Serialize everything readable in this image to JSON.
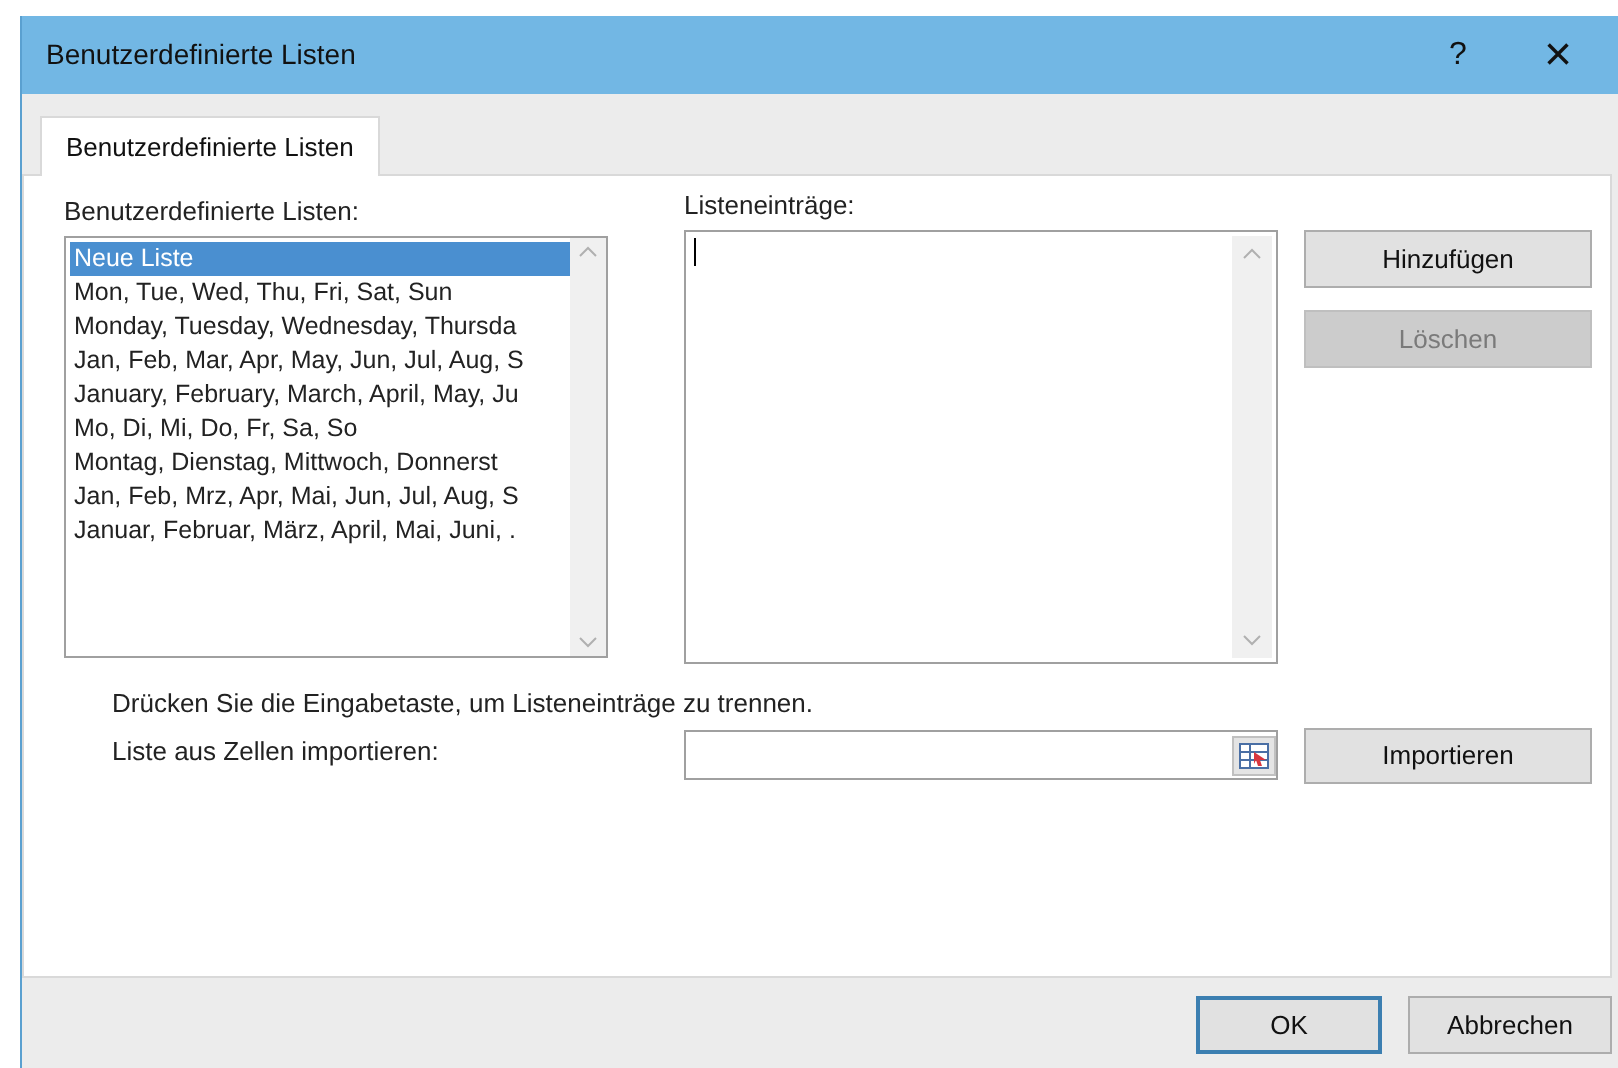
{
  "window": {
    "title": "Benutzerdefinierte Listen",
    "help": "?",
    "close": "×"
  },
  "tabs": [
    {
      "label": "Benutzerdefinierte Listen",
      "selected": true
    }
  ],
  "lists": {
    "label": "Benutzerdefinierte Listen:",
    "items": [
      {
        "label": "Neue Liste",
        "selected": true
      },
      {
        "label": "Mon, Tue, Wed, Thu, Fri, Sat, Sun",
        "selected": false
      },
      {
        "label": "Monday, Tuesday, Wednesday, Thursda",
        "selected": false
      },
      {
        "label": "Jan, Feb, Mar, Apr, May, Jun, Jul, Aug, S",
        "selected": false
      },
      {
        "label": "January, February, March, April, May, Ju",
        "selected": false
      },
      {
        "label": "Mo, Di, Mi, Do, Fr, Sa, So",
        "selected": false
      },
      {
        "label": "Montag, Dienstag, Mittwoch, Donnerst",
        "selected": false
      },
      {
        "label": "Jan, Feb, Mrz, Apr, Mai, Jun, Jul, Aug, S",
        "selected": false
      },
      {
        "label": "Januar, Februar, März, April, Mai, Juni, .",
        "selected": false
      }
    ]
  },
  "entries": {
    "label": "Listeneinträge:"
  },
  "side_buttons": [
    {
      "label": "Hinzufügen",
      "disabled": false
    },
    {
      "label": "Löschen",
      "disabled": true
    }
  ],
  "hint": "Drücken Sie die Eingabetaste, um Listeneinträge zu trennen.",
  "import": {
    "label": "Liste aus Zellen importieren:",
    "button": "Importieren"
  },
  "buttons": [
    {
      "label": "OK",
      "default": true
    },
    {
      "label": "Abbrechen",
      "default": false
    }
  ]
}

┄┄┄┄┄┄┄┄┄┄┄┄┄┄┄┄┄┄┄┄

CHALLENGE:
Without including any pictures, please restate all the records exactly.

REPLY TO THE TASK:
Serialize everything readable in this image to JSON.
{
  "window": {
    "title": "Benutzerdefinierte Listen",
    "help": "?",
    "close": "×"
  },
  "tabs": [
    {
      "label": "Benutzerdefinierte Listen",
      "selected": true
    }
  ],
  "lists": {
    "label": "Benutzerdefinierte Listen:",
    "items": [
      {
        "label": "Neue Liste",
        "selected": true
      },
      {
        "label": "Mon, Tue, Wed, Thu, Fri, Sat, Sun",
        "selected": false
      },
      {
        "label": "Monday, Tuesday, Wednesday, Thursda",
        "selected": false
      },
      {
        "label": "Jan, Feb, Mar, Apr, May, Jun, Jul, Aug, S",
        "selected": false
      },
      {
        "label": "January, February, March, April, May, Ju",
        "selected": false
      },
      {
        "label": "Mo, Di, Mi, Do, Fr, Sa, So",
        "selected": false
      },
      {
        "label": "Montag, Dienstag, Mittwoch, Donnerst",
        "selected": false
      },
      {
        "label": "Jan, Feb, Mrz, Apr, Mai, Jun, Jul, Aug, S",
        "selected": false
      },
      {
        "label": "Januar, Februar, März, April, Mai, Juni, .",
        "selected": false
      }
    ]
  },
  "entries": {
    "label": "Listeneinträge:"
  },
  "side_buttons": [
    {
      "label": "Hinzufügen",
      "disabled": false
    },
    {
      "label": "Löschen",
      "disabled": true
    }
  ],
  "hint": "Drücken Sie die Eingabetaste, um Listeneinträge zu trennen.",
  "import": {
    "label": "Liste aus Zellen importieren:",
    "button": "Importieren"
  },
  "buttons": [
    {
      "label": "OK",
      "default": true
    },
    {
      "label": "Abbrechen",
      "default": false
    }
  ]
}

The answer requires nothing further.